[Information given start]
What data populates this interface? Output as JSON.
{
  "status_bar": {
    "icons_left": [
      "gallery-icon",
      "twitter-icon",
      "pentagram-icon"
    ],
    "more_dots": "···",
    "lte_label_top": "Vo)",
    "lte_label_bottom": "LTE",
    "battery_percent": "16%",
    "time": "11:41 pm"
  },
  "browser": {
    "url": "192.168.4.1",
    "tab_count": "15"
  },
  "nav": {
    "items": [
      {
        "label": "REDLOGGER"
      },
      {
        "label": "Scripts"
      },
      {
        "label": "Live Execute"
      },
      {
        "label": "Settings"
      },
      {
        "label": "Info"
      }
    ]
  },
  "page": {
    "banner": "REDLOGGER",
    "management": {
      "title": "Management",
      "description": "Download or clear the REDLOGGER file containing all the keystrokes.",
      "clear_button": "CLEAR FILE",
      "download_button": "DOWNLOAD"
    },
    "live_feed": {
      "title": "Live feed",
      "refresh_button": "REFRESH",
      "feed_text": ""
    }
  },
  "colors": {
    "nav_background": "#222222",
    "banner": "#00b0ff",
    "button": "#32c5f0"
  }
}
[Information given end]
Your task is to repeat every entry exactly.

• Exercise answer:
What data populates this interface? Output as JSON.
{
  "status_bar": {
    "icons_left": [
      "gallery-icon",
      "twitter-icon",
      "pentagram-icon"
    ],
    "more_dots": "···",
    "lte_label_top": "Vo)",
    "lte_label_bottom": "LTE",
    "battery_percent": "16%",
    "time": "11:41 pm"
  },
  "browser": {
    "url": "192.168.4.1",
    "tab_count": "15"
  },
  "nav": {
    "items": [
      {
        "label": "REDLOGGER"
      },
      {
        "label": "Scripts"
      },
      {
        "label": "Live Execute"
      },
      {
        "label": "Settings"
      },
      {
        "label": "Info"
      }
    ]
  },
  "page": {
    "banner": "REDLOGGER",
    "management": {
      "title": "Management",
      "description": "Download or clear the REDLOGGER file containing all the keystrokes.",
      "clear_button": "CLEAR FILE",
      "download_button": "DOWNLOAD"
    },
    "live_feed": {
      "title": "Live feed",
      "refresh_button": "REFRESH",
      "feed_text": ""
    }
  },
  "colors": {
    "nav_background": "#222222",
    "banner": "#00b0ff",
    "button": "#32c5f0"
  }
}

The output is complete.